Exercise objective => Your job is to restate each entry word for word.

Stored data entries =>
________________
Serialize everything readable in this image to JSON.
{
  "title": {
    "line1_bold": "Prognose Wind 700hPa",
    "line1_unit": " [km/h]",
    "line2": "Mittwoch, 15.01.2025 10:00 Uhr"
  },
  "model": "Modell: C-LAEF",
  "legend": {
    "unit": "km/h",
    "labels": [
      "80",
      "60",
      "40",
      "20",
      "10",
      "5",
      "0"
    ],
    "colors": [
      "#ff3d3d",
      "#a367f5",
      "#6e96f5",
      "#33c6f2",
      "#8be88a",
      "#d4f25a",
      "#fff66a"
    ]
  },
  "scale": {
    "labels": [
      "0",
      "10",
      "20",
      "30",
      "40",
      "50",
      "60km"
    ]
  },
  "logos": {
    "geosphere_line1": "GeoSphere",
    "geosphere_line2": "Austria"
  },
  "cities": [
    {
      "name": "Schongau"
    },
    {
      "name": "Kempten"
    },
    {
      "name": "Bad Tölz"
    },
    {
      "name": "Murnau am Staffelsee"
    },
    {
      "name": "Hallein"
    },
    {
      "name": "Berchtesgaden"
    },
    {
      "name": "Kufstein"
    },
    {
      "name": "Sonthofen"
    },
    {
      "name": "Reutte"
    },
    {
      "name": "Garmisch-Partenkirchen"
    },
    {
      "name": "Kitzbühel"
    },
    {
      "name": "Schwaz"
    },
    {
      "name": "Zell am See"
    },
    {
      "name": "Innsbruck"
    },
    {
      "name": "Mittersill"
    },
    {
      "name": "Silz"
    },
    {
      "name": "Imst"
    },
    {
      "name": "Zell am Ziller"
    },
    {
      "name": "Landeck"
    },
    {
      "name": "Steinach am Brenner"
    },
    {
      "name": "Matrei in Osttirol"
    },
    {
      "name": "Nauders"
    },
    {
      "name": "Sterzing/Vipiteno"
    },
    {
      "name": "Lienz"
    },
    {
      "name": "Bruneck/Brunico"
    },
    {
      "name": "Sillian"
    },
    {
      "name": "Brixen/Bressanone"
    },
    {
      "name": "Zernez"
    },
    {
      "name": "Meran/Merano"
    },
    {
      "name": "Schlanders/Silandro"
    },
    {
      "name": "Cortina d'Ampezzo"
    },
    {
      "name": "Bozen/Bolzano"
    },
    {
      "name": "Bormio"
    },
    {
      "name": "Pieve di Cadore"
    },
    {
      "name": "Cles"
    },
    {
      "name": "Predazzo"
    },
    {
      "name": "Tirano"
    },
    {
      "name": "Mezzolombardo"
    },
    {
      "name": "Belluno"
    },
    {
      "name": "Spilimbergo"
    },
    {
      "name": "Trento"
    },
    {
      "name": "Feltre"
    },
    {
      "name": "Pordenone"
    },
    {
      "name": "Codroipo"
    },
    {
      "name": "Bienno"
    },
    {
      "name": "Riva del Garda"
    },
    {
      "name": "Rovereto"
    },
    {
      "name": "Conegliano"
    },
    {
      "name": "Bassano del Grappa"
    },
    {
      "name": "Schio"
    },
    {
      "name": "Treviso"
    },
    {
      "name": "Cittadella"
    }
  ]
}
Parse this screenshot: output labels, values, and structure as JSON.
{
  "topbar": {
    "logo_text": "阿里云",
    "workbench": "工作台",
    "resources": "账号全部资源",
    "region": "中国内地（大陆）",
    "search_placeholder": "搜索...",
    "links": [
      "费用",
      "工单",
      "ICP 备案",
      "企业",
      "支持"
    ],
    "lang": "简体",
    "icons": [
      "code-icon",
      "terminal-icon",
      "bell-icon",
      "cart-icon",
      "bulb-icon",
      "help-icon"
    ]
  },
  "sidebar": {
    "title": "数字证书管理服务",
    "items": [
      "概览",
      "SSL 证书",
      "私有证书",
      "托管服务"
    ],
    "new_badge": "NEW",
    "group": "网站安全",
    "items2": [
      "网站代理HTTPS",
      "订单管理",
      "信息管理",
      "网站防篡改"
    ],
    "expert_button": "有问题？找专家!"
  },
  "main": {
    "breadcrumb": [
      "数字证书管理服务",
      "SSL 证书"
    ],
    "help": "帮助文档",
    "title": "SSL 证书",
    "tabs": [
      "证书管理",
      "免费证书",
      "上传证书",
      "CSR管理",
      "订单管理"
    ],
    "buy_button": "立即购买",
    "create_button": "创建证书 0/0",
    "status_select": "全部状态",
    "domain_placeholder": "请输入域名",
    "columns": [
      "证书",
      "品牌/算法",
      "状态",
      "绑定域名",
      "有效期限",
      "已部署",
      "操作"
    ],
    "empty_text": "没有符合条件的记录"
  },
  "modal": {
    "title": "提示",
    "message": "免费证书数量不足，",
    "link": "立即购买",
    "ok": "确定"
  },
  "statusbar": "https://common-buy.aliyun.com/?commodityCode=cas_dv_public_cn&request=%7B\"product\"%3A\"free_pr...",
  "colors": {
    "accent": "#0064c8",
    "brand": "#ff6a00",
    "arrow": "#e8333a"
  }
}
________________
Right answer =>
Serialize everything readable in this image to JSON.
{
  "title": {
    "line1_bold": "Prognose Wind 700hPa",
    "line1_unit": " [km/h]",
    "line2": "Mittwoch, 15.01.2025 10:00 Uhr"
  },
  "model": "Modell: C-LAEF",
  "legend": {
    "unit": "km/h",
    "labels": [
      "80",
      "60",
      "40",
      "20",
      "10",
      "5",
      "0"
    ],
    "colors": [
      "#ff3d3d",
      "#a367f5",
      "#6e96f5",
      "#33c6f2",
      "#8be88a",
      "#d4f25a",
      "#fff66a"
    ]
  },
  "scale": {
    "labels": [
      "0",
      "10",
      "20",
      "30",
      "40",
      "50",
      "60km"
    ]
  },
  "logos": {
    "geosphere_line1": "GeoSphere",
    "geosphere_line2": "Austria"
  },
  "cities": [
    {
      "name": "Schongau"
    },
    {
      "name": "Kempten"
    },
    {
      "name": "Bad Tölz"
    },
    {
      "name": "Murnau am Staffelsee"
    },
    {
      "name": "Hallein"
    },
    {
      "name": "Berchtesgaden"
    },
    {
      "name": "Kufstein"
    },
    {
      "name": "Sonthofen"
    },
    {
      "name": "Reutte"
    },
    {
      "name": "Garmisch-Partenkirchen"
    },
    {
      "name": "Kitzbühel"
    },
    {
      "name": "Schwaz"
    },
    {
      "name": "Zell am See"
    },
    {
      "name": "Innsbruck"
    },
    {
      "name": "Mittersill"
    },
    {
      "name": "Silz"
    },
    {
      "name": "Imst"
    },
    {
      "name": "Zell am Ziller"
    },
    {
      "name": "Landeck"
    },
    {
      "name": "Steinach am Brenner"
    },
    {
      "name": "Matrei in Osttirol"
    },
    {
      "name": "Nauders"
    },
    {
      "name": "Sterzing/Vipiteno"
    },
    {
      "name": "Lienz"
    },
    {
      "name": "Bruneck/Brunico"
    },
    {
      "name": "Sillian"
    },
    {
      "name": "Brixen/Bressanone"
    },
    {
      "name": "Zernez"
    },
    {
      "name": "Meran/Merano"
    },
    {
      "name": "Schlanders/Silandro"
    },
    {
      "name": "Cortina d'Ampezzo"
    },
    {
      "name": "Bozen/Bolzano"
    },
    {
      "name": "Bormio"
    },
    {
      "name": "Pieve di Cadore"
    },
    {
      "name": "Cles"
    },
    {
      "name": "Predazzo"
    },
    {
      "name": "Tirano"
    },
    {
      "name": "Mezzolombardo"
    },
    {
      "name": "Belluno"
    },
    {
      "name": "Spilimbergo"
    },
    {
      "name": "Trento"
    },
    {
      "name": "Feltre"
    },
    {
      "name": "Pordenone"
    },
    {
      "name": "Codroipo"
    },
    {
      "name": "Bienno"
    },
    {
      "name": "Riva del Garda"
    },
    {
      "name": "Rovereto"
    },
    {
      "name": "Conegliano"
    },
    {
      "name": "Bassano del Grappa"
    },
    {
      "name": "Schio"
    },
    {
      "name": "Treviso"
    },
    {
      "name": "Cittadella"
    }
  ]
}
Parse this screenshot: output labels, values, and structure as JSON.
{
  "topbar": {
    "logo_text": "阿里云",
    "workbench": "工作台",
    "resources": "账号全部资源",
    "region": "中国内地（大陆）",
    "search_placeholder": "搜索...",
    "links": [
      "费用",
      "工单",
      "ICP 备案",
      "企业",
      "支持"
    ],
    "lang": "简体",
    "icons": [
      "code-icon",
      "terminal-icon",
      "bell-icon",
      "cart-icon",
      "bulb-icon",
      "help-icon"
    ]
  },
  "sidebar": {
    "title": "数字证书管理服务",
    "items": [
      "概览",
      "SSL 证书",
      "私有证书",
      "托管服务"
    ],
    "new_badge": "NEW",
    "group": "网站安全",
    "items2": [
      "网站代理HTTPS",
      "订单管理",
      "信息管理",
      "网站防篡改"
    ],
    "expert_button": "有问题？找专家!"
  },
  "main": {
    "breadcrumb": [
      "数字证书管理服务",
      "SSL 证书"
    ],
    "help": "帮助文档",
    "title": "SSL 证书",
    "tabs": [
      "证书管理",
      "免费证书",
      "上传证书",
      "CSR管理",
      "订单管理"
    ],
    "buy_button": "立即购买",
    "create_button": "创建证书 0/0",
    "status_select": "全部状态",
    "domain_placeholder": "请输入域名",
    "columns": [
      "证书",
      "品牌/算法",
      "状态",
      "绑定域名",
      "有效期限",
      "已部署",
      "操作"
    ],
    "empty_text": "没有符合条件的记录"
  },
  "modal": {
    "title": "提示",
    "message": "免费证书数量不足，",
    "link": "立即购买",
    "ok": "确定"
  },
  "statusbar": "https://common-buy.aliyun.com/?commodityCode=cas_dv_public_cn&request=%7B\"product\"%3A\"free_pr...",
  "colors": {
    "accent": "#0064c8",
    "brand": "#ff6a00",
    "arrow": "#e8333a"
  }
}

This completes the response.